[BEGIN Information given]
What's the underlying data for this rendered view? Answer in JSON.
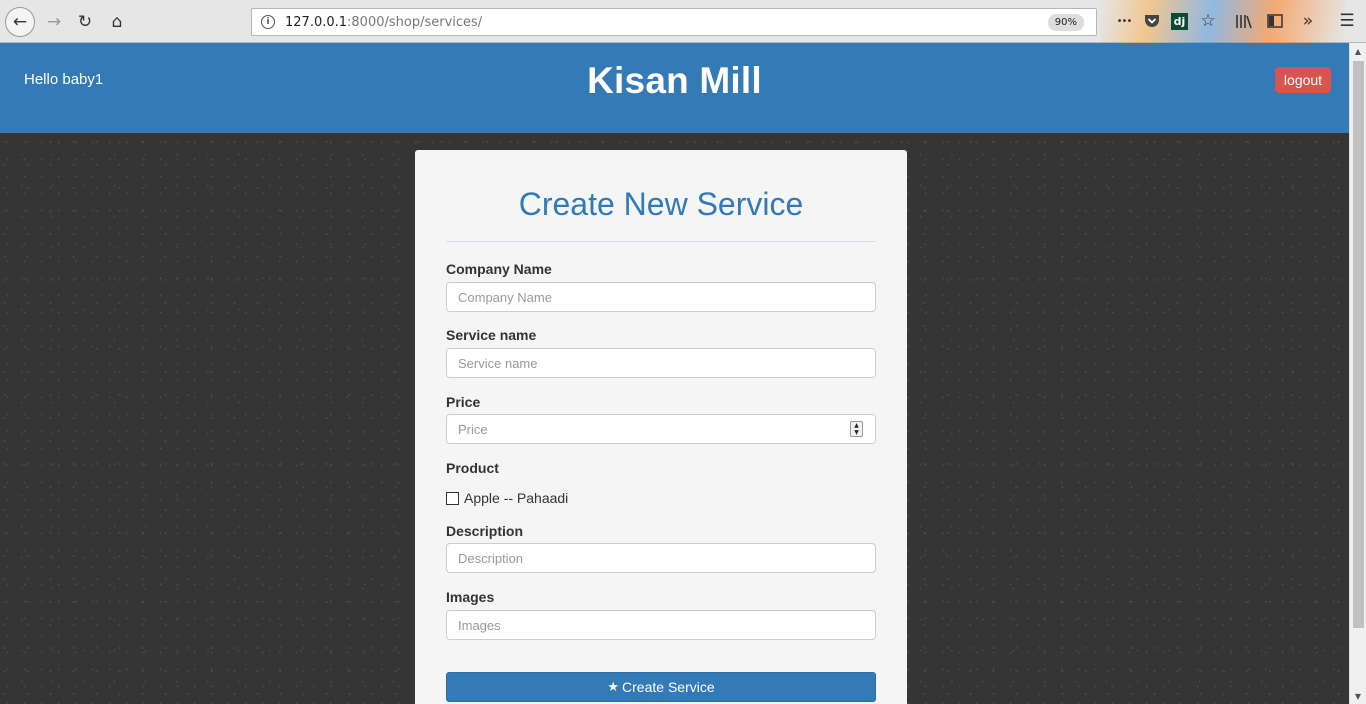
{
  "browser": {
    "url_host": "127.0.0.1",
    "url_rest": ":8000/shop/services/",
    "zoom": "90%",
    "extension_label": "dj",
    "menu_dots": "•••"
  },
  "header": {
    "greeting": "Hello baby1",
    "title": "Kisan Mill",
    "logout_label": "logout"
  },
  "form": {
    "title": "Create New Service",
    "company_name": {
      "label": "Company Name",
      "placeholder": "Company Name",
      "value": ""
    },
    "service_name": {
      "label": "Service name",
      "placeholder": "Service name",
      "value": ""
    },
    "price": {
      "label": "Price",
      "placeholder": "Price",
      "value": ""
    },
    "product": {
      "label": "Product",
      "options": [
        {
          "label": "Apple -- Pahaadi",
          "checked": false
        }
      ]
    },
    "description": {
      "label": "Description",
      "placeholder": "Description",
      "value": ""
    },
    "images": {
      "label": "Images",
      "placeholder": "Images",
      "value": ""
    },
    "submit_label": "Create Service"
  },
  "colors": {
    "header_bg": "#337ab7",
    "accent": "#337ab7",
    "danger": "#d9534f",
    "page_bg": "#353535"
  },
  "icons": {
    "back": "arrow-left-icon",
    "forward": "arrow-right-icon",
    "reload": "reload-icon",
    "home": "home-icon",
    "info": "info-icon",
    "submit": "star-icon"
  }
}
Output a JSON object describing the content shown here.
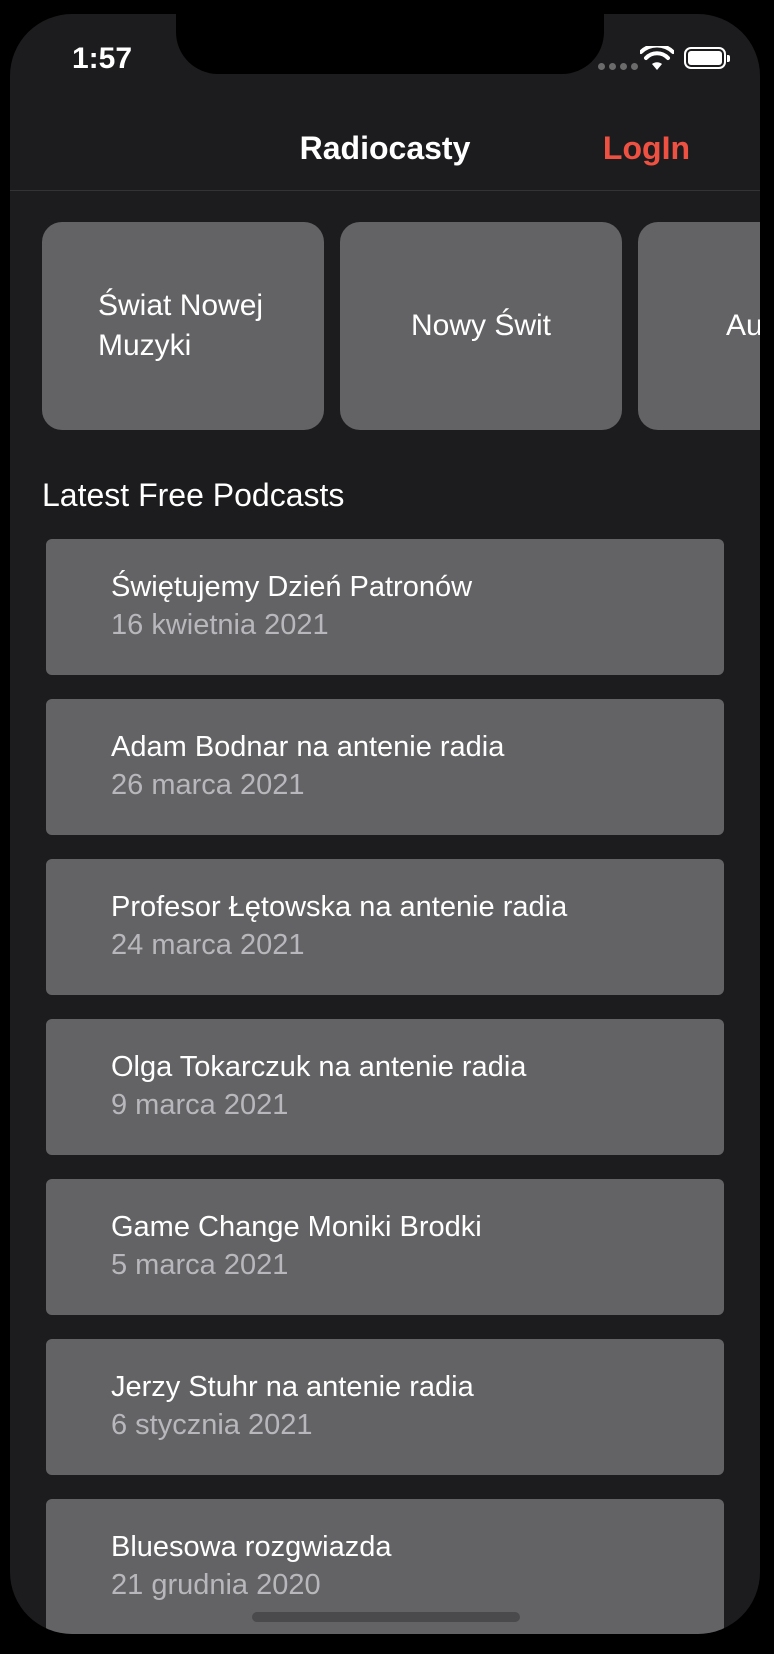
{
  "status_bar": {
    "time": "1:57"
  },
  "navbar": {
    "title": "Radiocasty",
    "login_label": "LogIn"
  },
  "carousel": [
    {
      "label": "Świat Nowej\nMuzyki"
    },
    {
      "label": "Nowy Świt"
    },
    {
      "label": "Au"
    }
  ],
  "section_title": "Latest Free Podcasts",
  "podcasts": [
    {
      "title": "Świętujemy Dzień Patronów",
      "date": "16 kwietnia 2021"
    },
    {
      "title": "Adam Bodnar na antenie radia",
      "date": "26 marca 2021"
    },
    {
      "title": "Profesor Łętowska na antenie radia",
      "date": "24 marca 2021"
    },
    {
      "title": "Olga Tokarczuk na antenie radia",
      "date": "9 marca 2021"
    },
    {
      "title": "Game Change Moniki Brodki",
      "date": "5 marca 2021"
    },
    {
      "title": "Jerzy Stuhr na antenie radia",
      "date": "6 stycznia 2021"
    },
    {
      "title": "Bluesowa rozgwiazda",
      "date": "21 grudnia 2020"
    }
  ],
  "colors": {
    "accent": "#ee5142",
    "background": "#1c1c1e",
    "card": "#636366"
  }
}
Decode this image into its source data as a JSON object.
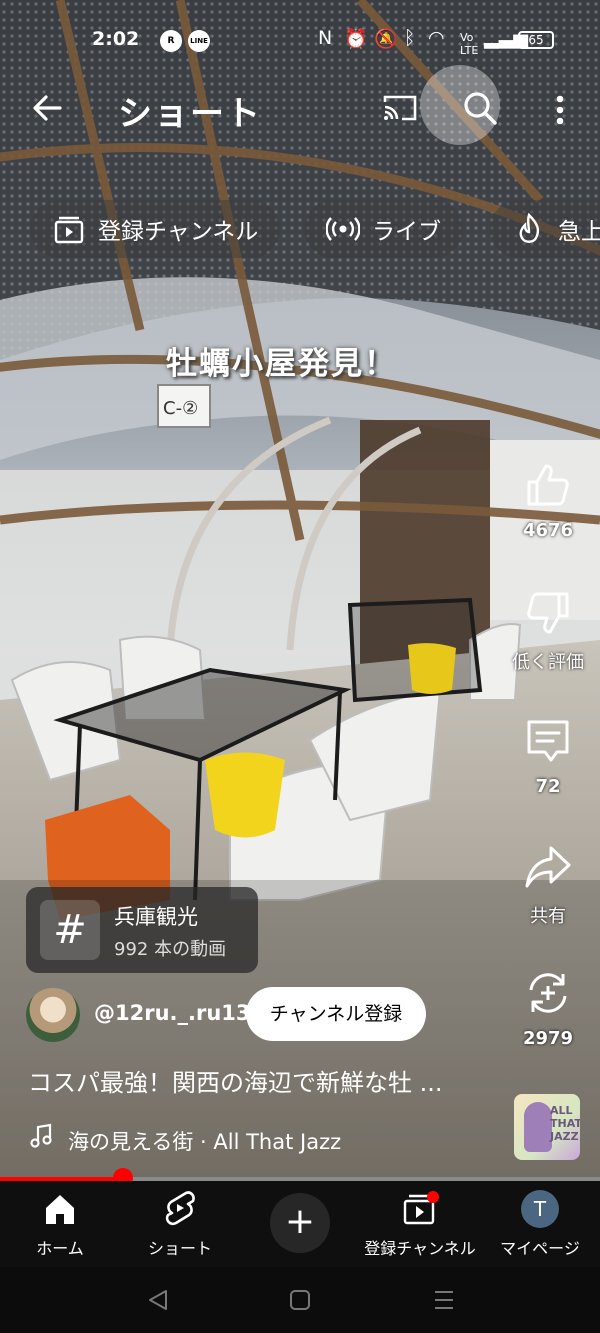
{
  "status_bar": {
    "time": "2:02",
    "battery": "65",
    "app_badges": [
      "R",
      "LINE"
    ]
  },
  "header": {
    "title": "ショート",
    "back_icon": "arrow-left-icon",
    "cast_icon": "cast-icon",
    "search_icon": "search-icon",
    "more_icon": "more-vertical-icon"
  },
  "chips": [
    {
      "label": "登録チャンネル",
      "icon": "subscriptions-icon"
    },
    {
      "label": "ライブ",
      "icon": "live-icon"
    },
    {
      "label": "急上",
      "icon": "trending-icon"
    }
  ],
  "video": {
    "caption": "牡蠣小屋発見！"
  },
  "actions": {
    "like_count": "4676",
    "dislike_label": "低く評価",
    "comment_count": "72",
    "share_label": "共有",
    "remix_count": "2979"
  },
  "hashtag_card": {
    "symbol": "#",
    "title": "兵庫観光",
    "subtitle": "992 本の動画"
  },
  "channel": {
    "handle": "@12ru._.ru13",
    "subscribe_label": "チャンネル登録"
  },
  "description": "コスパ最強！関西の海辺で新鮮な牡 ...",
  "music": {
    "text": "海の見える街 · All That Jazz",
    "thumb_text": "ALL\nTHAT\nJAZZ"
  },
  "progress": {
    "fraction": 0.205,
    "color": "#ff0000"
  },
  "bottom_nav": [
    {
      "label": "ホーム",
      "icon": "home-icon"
    },
    {
      "label": "ショート",
      "icon": "shorts-icon"
    },
    {
      "label": "",
      "icon": "plus-icon"
    },
    {
      "label": "登録チャンネル",
      "icon": "subscriptions-icon"
    },
    {
      "label": "マイページ",
      "icon": "avatar",
      "initial": "T"
    }
  ],
  "system_nav": [
    "back-icon",
    "home-icon",
    "recents-icon"
  ]
}
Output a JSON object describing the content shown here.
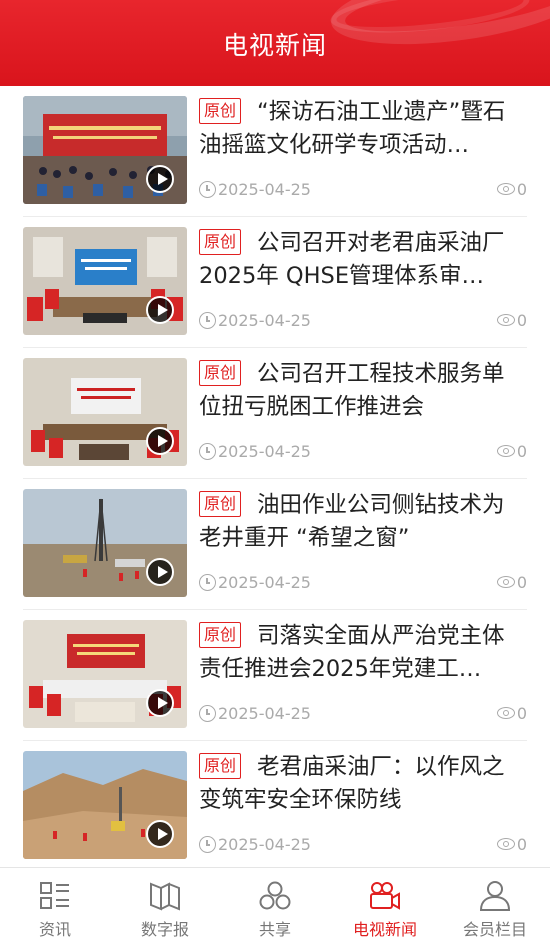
{
  "header": {
    "title": "电视新闻"
  },
  "badge_label": "原创",
  "accent_color": "#e02020",
  "news": [
    {
      "badge": "原创",
      "title": "“探访石油工业遗产”暨石油摇篮文化研学专项活动…",
      "date": "2025-04-25",
      "views": "0",
      "thumb_scene": "outdoor-ceremony"
    },
    {
      "badge": "原创",
      "title": "公司召开对老君庙采油厂2025年 QHSE管理体系审…",
      "date": "2025-04-25",
      "views": "0",
      "thumb_scene": "meeting-room"
    },
    {
      "badge": "原创",
      "title": "公司召开工程技术服务单位扭亏脱困工作推进会",
      "date": "2025-04-25",
      "views": "0",
      "thumb_scene": "meeting-room"
    },
    {
      "badge": "原创",
      "title": "油田作业公司侧钻技术为老井重开 “希望之窗”",
      "date": "2025-04-25",
      "views": "0",
      "thumb_scene": "desert-rig"
    },
    {
      "badge": "原创",
      "title": "司落实全面从严治党主体责任推进会2025年党建工…",
      "date": "2025-04-25",
      "views": "0",
      "thumb_scene": "meeting-room"
    },
    {
      "badge": "原创",
      "title": "老君庙采油厂：以作风之变筑牢安全环保防线",
      "date": "2025-04-25",
      "views": "0",
      "thumb_scene": "hill-site"
    }
  ],
  "tabbar": [
    {
      "label": "资讯",
      "icon": "list-icon",
      "active": false
    },
    {
      "label": "数字报",
      "icon": "newspaper-icon",
      "active": false
    },
    {
      "label": "共享",
      "icon": "share-circles-icon",
      "active": false
    },
    {
      "label": "电视新闻",
      "icon": "video-camera-icon",
      "active": true
    },
    {
      "label": "会员栏目",
      "icon": "user-icon",
      "active": false
    }
  ]
}
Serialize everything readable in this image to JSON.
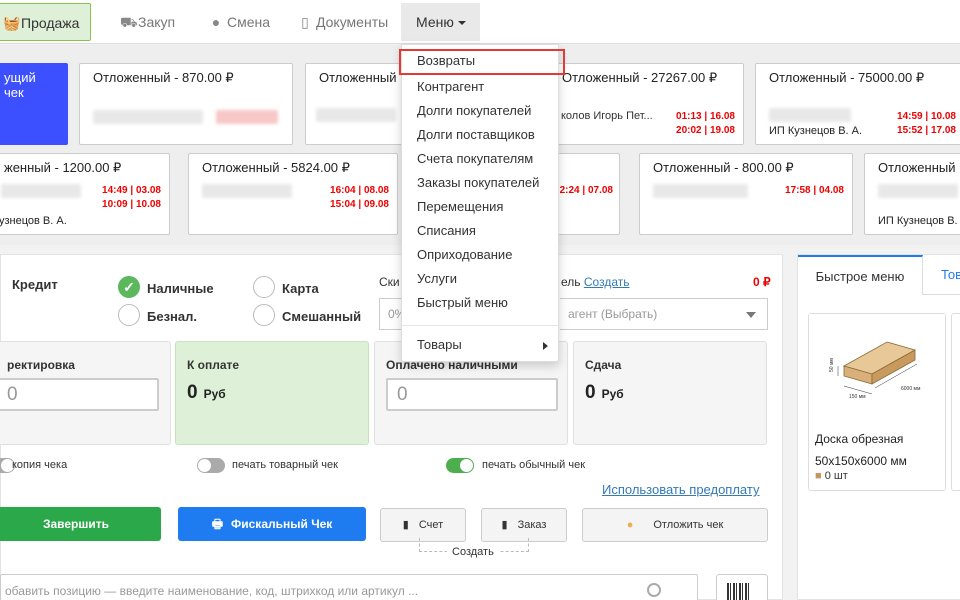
{
  "nav": {
    "sale": "Продажа",
    "zakup": "Закуп",
    "smena": "Смена",
    "documents": "Документы",
    "menu": "Меню"
  },
  "current_check_label": "ущий чек",
  "cards": [
    {
      "title": "Отложенный - 870.00 ₽"
    },
    {
      "title": "Отложенный - 75000.00 ₽",
      "times": [
        "14:59 | 10.08",
        "15:52 | 17.08"
      ],
      "owner": "ИП Кузнецов В. А."
    },
    {
      "title": "женный - 1200.00 ₽",
      "times": [
        "14:49 | 03.08",
        "10:09 | 10.08"
      ],
      "owner": "узнецов В. А."
    },
    {
      "title": "Отложенный - 5824.00 ₽",
      "times": [
        "16:04 | 08.08",
        "15:04 | 09.08"
      ]
    },
    {
      "title": "Отложенный - 800.00 ₽",
      "times": [
        "17:58 | 04.08"
      ]
    },
    {
      "title": "Отложенный",
      "owner": "ИП Кузнецов В. А."
    },
    {
      "title": "Отложенный"
    },
    {
      "title": "Отложенный - 27267.00 ₽",
      "name": "колов Игорь Пет...",
      "times": [
        "01:13 | 16.08",
        "20:02 | 19.08"
      ]
    },
    {
      "time": "2:24 | 07.08"
    }
  ],
  "payment": {
    "credit": "Кредит",
    "cash": "Наличные",
    "card": "Карта",
    "noncash": "Безнал.",
    "mixed": "Смешанный"
  },
  "discount": {
    "label": "Ски",
    "placeholder": "0%"
  },
  "counterparty": {
    "label": "ель",
    "create_link": "Создать",
    "amount": "0 ₽",
    "placeholder": "агент (Выбрать)"
  },
  "sums": {
    "correction": {
      "label": "ректировка",
      "value": "0"
    },
    "to_pay": {
      "label": "К оплате",
      "value": "0",
      "currency": "Руб"
    },
    "paid_cash": {
      "label": "Оплачено наличными",
      "value": "0"
    },
    "change": {
      "label": "Сдача",
      "value": "0",
      "currency": "Руб"
    }
  },
  "toggles": {
    "copy": "копия чека",
    "print_goods": "печать товарный чек",
    "print_normal": "печать обычный чек"
  },
  "prepay_link": "Использовать предоплату",
  "buttons": {
    "finish": "Завершить",
    "fiscal": "Фискальный Чек",
    "invoice": "Счет",
    "order": "Заказ",
    "defer": "Отложить чек",
    "create": "Создать"
  },
  "search_placeholder": "обавить позицию — введите наименование, код, штрихкод или артикул ...",
  "right_panel": {
    "tab_quick": "Быстрое меню",
    "tab_other": "Тов",
    "product": {
      "name": "Доска обрезная",
      "size": "50x150x6000 мм",
      "stock": "0 шт"
    },
    "dims": {
      "h": "50 мм",
      "w": "150 мм",
      "l": "6000 мм"
    }
  },
  "menu_items": [
    "Возвраты",
    "Контрагент",
    "Долги покупателей",
    "Долги поставщиков",
    "Счета покупателям",
    "Заказы покупателей",
    "Перемещения",
    "Списания",
    "Оприходование",
    "Услуги",
    "Быстрый меню"
  ],
  "menu_goods": "Товары",
  "colors": {
    "accent": "#1e7cf0",
    "success": "#2aa84a",
    "danger": "#e53935",
    "current": "#3c50ff"
  }
}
[END Information given]
What is needed:
Copy out each line of the listing that holds "antenie".

Answer for the task:
      "title": "Adam Bodnar na antenie radia",
      "title": "Profesor Łętowska na antenie radia",
      "title": "Olga Tokarczuk na antenie radia",
      "title": "Jerzy Stuhr na antenie radia",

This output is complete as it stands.